→ EXERCISE
Copy out lines with the word "الإسلام" from the material that follows.

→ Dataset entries
"""
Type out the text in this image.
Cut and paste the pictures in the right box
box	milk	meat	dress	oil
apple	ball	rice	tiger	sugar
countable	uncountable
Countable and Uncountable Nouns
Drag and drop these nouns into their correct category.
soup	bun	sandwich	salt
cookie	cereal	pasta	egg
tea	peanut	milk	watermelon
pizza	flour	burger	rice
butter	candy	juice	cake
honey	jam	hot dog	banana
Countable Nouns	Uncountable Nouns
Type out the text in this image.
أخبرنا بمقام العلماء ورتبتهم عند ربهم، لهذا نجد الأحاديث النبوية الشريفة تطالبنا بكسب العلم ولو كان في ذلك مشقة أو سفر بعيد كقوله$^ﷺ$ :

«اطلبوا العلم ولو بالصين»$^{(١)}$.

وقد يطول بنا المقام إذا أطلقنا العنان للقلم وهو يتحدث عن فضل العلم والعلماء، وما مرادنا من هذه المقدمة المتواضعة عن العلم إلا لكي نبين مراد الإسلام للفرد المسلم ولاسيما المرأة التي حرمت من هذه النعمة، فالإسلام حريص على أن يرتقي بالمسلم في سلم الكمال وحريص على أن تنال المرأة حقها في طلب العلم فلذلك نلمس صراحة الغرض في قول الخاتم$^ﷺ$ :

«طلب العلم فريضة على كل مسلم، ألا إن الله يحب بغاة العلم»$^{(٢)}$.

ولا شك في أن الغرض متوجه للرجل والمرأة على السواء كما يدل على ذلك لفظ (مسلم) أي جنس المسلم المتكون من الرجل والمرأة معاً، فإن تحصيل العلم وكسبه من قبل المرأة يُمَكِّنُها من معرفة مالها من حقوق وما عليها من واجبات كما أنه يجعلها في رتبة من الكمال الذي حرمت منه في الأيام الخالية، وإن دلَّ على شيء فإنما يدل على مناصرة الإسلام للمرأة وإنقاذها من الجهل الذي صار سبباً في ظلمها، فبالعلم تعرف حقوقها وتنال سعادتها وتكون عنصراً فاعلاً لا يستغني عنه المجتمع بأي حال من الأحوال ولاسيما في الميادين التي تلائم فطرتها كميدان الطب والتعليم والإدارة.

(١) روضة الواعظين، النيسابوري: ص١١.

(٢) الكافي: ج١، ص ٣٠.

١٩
"""
→ REPLY
وقد يطول بنا المقام إذا أطلقنا العنان للقلم وهو يتحدث عن فضل العلم والعلماء، وما مرادنا من هذه المقدمة المتواضعة عن العلم إلا لكي نبين مراد الإسلام للفرد المسلم ولاسيما المرأة التي حرمت من هذه النعمة، فالإسلام حريص على أن يرتقي بالمسلم في سلم الكمال وحريص على أن تنال المرأة حقها في طلب العلم فلذلك نلمس صراحة الغرض في قول الخاتم$^ﷺ$ :
ولا شك في أن الغرض متوجه للرجل والمرأة على السواء كما يدل على ذلك لفظ (مسلم) أي جنس المسلم المتكون من الرجل والمرأة معاً، فإن تحصيل العلم وكسبه من قبل المرأة يُمَكِّنُها من معرفة مالها من حقوق وما عليها من واجبات كما أنه يجعلها في رتبة من الكمال الذي حرمت منه في الأيام الخالية، وإن دلَّ على شيء فإنما يدل على مناصرة الإسلام للمرأة وإنقاذها من الجهل الذي صار سبباً في ظلمها، فبالعلم تعرف حقوقها وتنال سعادتها وتكون عنصراً فاعلاً لا يستغني عنه المجتمع بأي حال من الأحوال ولاسيما في الميادين التي تلائم فطرتها كميدان الطب والتعليم والإدارة.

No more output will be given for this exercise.